__Exercise prompt__.
Output all of the entries below precisely as written.

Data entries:
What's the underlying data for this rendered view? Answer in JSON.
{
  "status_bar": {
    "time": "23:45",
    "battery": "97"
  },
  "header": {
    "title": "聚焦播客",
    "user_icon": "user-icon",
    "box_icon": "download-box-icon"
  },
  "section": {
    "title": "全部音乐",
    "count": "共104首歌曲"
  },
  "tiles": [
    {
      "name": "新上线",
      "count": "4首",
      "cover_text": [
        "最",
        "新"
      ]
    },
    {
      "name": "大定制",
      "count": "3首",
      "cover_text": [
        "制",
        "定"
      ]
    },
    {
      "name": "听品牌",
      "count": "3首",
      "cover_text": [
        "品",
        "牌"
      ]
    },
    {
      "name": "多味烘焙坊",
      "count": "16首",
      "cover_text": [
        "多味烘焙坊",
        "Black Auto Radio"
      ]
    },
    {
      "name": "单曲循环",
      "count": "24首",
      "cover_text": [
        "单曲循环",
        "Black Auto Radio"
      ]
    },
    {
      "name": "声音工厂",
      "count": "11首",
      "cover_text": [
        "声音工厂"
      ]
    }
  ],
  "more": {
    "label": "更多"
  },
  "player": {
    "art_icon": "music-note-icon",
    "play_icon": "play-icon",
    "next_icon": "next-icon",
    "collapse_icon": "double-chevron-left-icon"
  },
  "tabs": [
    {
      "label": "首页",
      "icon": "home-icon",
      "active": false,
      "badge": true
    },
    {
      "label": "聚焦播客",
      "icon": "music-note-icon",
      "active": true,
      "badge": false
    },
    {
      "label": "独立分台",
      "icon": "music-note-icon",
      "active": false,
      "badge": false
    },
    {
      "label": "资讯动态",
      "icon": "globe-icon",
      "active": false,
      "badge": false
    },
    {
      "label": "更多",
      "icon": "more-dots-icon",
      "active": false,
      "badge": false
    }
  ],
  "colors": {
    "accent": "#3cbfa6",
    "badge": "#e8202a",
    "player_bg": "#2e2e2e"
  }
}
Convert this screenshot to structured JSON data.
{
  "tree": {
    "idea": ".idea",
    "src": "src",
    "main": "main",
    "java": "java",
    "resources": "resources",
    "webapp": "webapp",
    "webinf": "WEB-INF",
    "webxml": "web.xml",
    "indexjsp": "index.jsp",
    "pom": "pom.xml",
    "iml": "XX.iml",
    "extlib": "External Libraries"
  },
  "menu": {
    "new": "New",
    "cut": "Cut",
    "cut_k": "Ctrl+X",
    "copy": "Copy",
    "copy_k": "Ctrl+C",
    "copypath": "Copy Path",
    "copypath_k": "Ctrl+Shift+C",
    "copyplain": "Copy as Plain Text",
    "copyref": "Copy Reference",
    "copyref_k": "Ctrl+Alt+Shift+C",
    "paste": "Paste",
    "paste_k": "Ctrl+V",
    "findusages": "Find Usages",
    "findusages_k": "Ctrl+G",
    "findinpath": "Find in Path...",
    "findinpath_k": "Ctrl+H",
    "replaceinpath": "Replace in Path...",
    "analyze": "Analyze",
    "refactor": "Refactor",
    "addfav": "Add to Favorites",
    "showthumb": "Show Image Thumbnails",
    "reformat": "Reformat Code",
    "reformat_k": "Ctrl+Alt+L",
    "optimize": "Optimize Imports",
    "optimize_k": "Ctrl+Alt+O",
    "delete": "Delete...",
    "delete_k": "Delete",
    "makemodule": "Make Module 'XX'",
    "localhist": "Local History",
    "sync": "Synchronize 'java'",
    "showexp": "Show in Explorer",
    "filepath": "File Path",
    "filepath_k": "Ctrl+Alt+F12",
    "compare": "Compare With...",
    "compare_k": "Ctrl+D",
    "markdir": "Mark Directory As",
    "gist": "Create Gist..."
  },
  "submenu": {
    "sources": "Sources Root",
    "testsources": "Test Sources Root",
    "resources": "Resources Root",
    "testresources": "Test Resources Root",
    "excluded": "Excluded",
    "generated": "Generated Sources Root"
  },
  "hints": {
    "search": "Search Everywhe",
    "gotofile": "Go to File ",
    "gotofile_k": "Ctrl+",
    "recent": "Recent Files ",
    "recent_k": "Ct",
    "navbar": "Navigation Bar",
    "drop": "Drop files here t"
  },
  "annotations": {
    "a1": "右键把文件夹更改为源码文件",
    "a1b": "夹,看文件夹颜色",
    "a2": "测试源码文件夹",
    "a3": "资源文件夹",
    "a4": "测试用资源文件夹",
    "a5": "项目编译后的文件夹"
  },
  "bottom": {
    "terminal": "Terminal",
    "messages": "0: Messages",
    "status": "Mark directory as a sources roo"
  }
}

__Written answer__.
What's the underlying data for this rendered view? Answer in JSON.
{
  "status_bar": {
    "time": "23:45",
    "battery": "97"
  },
  "header": {
    "title": "聚焦播客",
    "user_icon": "user-icon",
    "box_icon": "download-box-icon"
  },
  "section": {
    "title": "全部音乐",
    "count": "共104首歌曲"
  },
  "tiles": [
    {
      "name": "新上线",
      "count": "4首",
      "cover_text": [
        "最",
        "新"
      ]
    },
    {
      "name": "大定制",
      "count": "3首",
      "cover_text": [
        "制",
        "定"
      ]
    },
    {
      "name": "听品牌",
      "count": "3首",
      "cover_text": [
        "品",
        "牌"
      ]
    },
    {
      "name": "多味烘焙坊",
      "count": "16首",
      "cover_text": [
        "多味烘焙坊",
        "Black Auto Radio"
      ]
    },
    {
      "name": "单曲循环",
      "count": "24首",
      "cover_text": [
        "单曲循环",
        "Black Auto Radio"
      ]
    },
    {
      "name": "声音工厂",
      "count": "11首",
      "cover_text": [
        "声音工厂"
      ]
    }
  ],
  "more": {
    "label": "更多"
  },
  "player": {
    "art_icon": "music-note-icon",
    "play_icon": "play-icon",
    "next_icon": "next-icon",
    "collapse_icon": "double-chevron-left-icon"
  },
  "tabs": [
    {
      "label": "首页",
      "icon": "home-icon",
      "active": false,
      "badge": true
    },
    {
      "label": "聚焦播客",
      "icon": "music-note-icon",
      "active": true,
      "badge": false
    },
    {
      "label": "独立分台",
      "icon": "music-note-icon",
      "active": false,
      "badge": false
    },
    {
      "label": "资讯动态",
      "icon": "globe-icon",
      "active": false,
      "badge": false
    },
    {
      "label": "更多",
      "icon": "more-dots-icon",
      "active": false,
      "badge": false
    }
  ],
  "colors": {
    "accent": "#3cbfa6",
    "badge": "#e8202a",
    "player_bg": "#2e2e2e"
  }
}
Convert this screenshot to structured JSON data.
{
  "tree": {
    "idea": ".idea",
    "src": "src",
    "main": "main",
    "java": "java",
    "resources": "resources",
    "webapp": "webapp",
    "webinf": "WEB-INF",
    "webxml": "web.xml",
    "indexjsp": "index.jsp",
    "pom": "pom.xml",
    "iml": "XX.iml",
    "extlib": "External Libraries"
  },
  "menu": {
    "new": "New",
    "cut": "Cut",
    "cut_k": "Ctrl+X",
    "copy": "Copy",
    "copy_k": "Ctrl+C",
    "copypath": "Copy Path",
    "copypath_k": "Ctrl+Shift+C",
    "copyplain": "Copy as Plain Text",
    "copyref": "Copy Reference",
    "copyref_k": "Ctrl+Alt+Shift+C",
    "paste": "Paste",
    "paste_k": "Ctrl+V",
    "findusages": "Find Usages",
    "findusages_k": "Ctrl+G",
    "findinpath": "Find in Path...",
    "findinpath_k": "Ctrl+H",
    "replaceinpath": "Replace in Path...",
    "analyze": "Analyze",
    "refactor": "Refactor",
    "addfav": "Add to Favorites",
    "showthumb": "Show Image Thumbnails",
    "reformat": "Reformat Code",
    "reformat_k": "Ctrl+Alt+L",
    "optimize": "Optimize Imports",
    "optimize_k": "Ctrl+Alt+O",
    "delete": "Delete...",
    "delete_k": "Delete",
    "makemodule": "Make Module 'XX'",
    "localhist": "Local History",
    "sync": "Synchronize 'java'",
    "showexp": "Show in Explorer",
    "filepath": "File Path",
    "filepath_k": "Ctrl+Alt+F12",
    "compare": "Compare With...",
    "compare_k": "Ctrl+D",
    "markdir": "Mark Directory As",
    "gist": "Create Gist..."
  },
  "submenu": {
    "sources": "Sources Root",
    "testsources": "Test Sources Root",
    "resources": "Resources Root",
    "testresources": "Test Resources Root",
    "excluded": "Excluded",
    "generated": "Generated Sources Root"
  },
  "hints": {
    "search": "Search Everywhe",
    "gotofile": "Go to File ",
    "gotofile_k": "Ctrl+",
    "recent": "Recent Files ",
    "recent_k": "Ct",
    "navbar": "Navigation Bar",
    "drop": "Drop files here t"
  },
  "annotations": {
    "a1": "右键把文件夹更改为源码文件",
    "a1b": "夹,看文件夹颜色",
    "a2": "测试源码文件夹",
    "a3": "资源文件夹",
    "a4": "测试用资源文件夹",
    "a5": "项目编译后的文件夹"
  },
  "bottom": {
    "terminal": "Terminal",
    "messages": "0: Messages",
    "status": "Mark directory as a sources roo"
  }
}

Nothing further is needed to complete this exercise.